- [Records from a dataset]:
● ● ● ●
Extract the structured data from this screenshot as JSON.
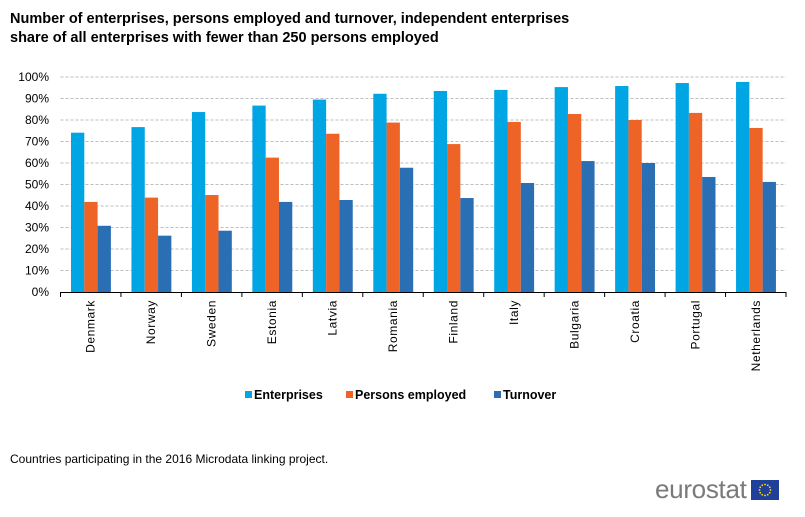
{
  "title": {
    "line1": "Number of enterprises, persons employed and turnover, independent enterprises",
    "line2": "share of all enterprises with fewer than 250 persons employed"
  },
  "footnote": "Countries participating in the 2016 Microdata linking project.",
  "logo": {
    "text": "eurostat",
    "flag_icon": "eu-flag-icon"
  },
  "chart_data": {
    "type": "bar",
    "title": "Number of enterprises, persons employed and turnover, independent enterprises share of all enterprises with fewer than 250 persons employed",
    "xlabel": "",
    "ylabel": "",
    "ylim": [
      0,
      100
    ],
    "yticks": [
      0,
      10,
      20,
      30,
      40,
      50,
      60,
      70,
      80,
      90,
      100
    ],
    "ytick_labels": [
      "0%",
      "10%",
      "20%",
      "30%",
      "40%",
      "50%",
      "60%",
      "70%",
      "80%",
      "90%",
      "100%"
    ],
    "grid": true,
    "legend_position": "bottom-center",
    "categories": [
      "Denmark",
      "Norway",
      "Sweden",
      "Estonia",
      "Latvia",
      "Romania",
      "Finland",
      "Italy",
      "Bulgaria",
      "Croatia",
      "Portugal",
      "Netherlands"
    ],
    "series": [
      {
        "name": "Enterprises",
        "color": "#00A5E3",
        "values": [
          74.1,
          76.7,
          83.7,
          86.7,
          89.5,
          92.2,
          93.5,
          94.0,
          95.3,
          95.8,
          97.2,
          97.7
        ]
      },
      {
        "name": "Persons employed",
        "color": "#EE6326",
        "values": [
          41.9,
          43.9,
          45.1,
          62.5,
          73.6,
          78.8,
          68.8,
          79.1,
          82.8,
          80.0,
          83.3,
          76.3
        ]
      },
      {
        "name": "Turnover",
        "color": "#2A6EB4",
        "values": [
          30.8,
          26.2,
          28.5,
          41.9,
          42.8,
          57.8,
          43.7,
          50.7,
          60.9,
          60.0,
          53.5,
          51.2
        ]
      }
    ]
  }
}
● ● ● ●
- [What is needed]: Work out how many lines of the listing above include the word "fewer". Report only the number.

- [The result]: 2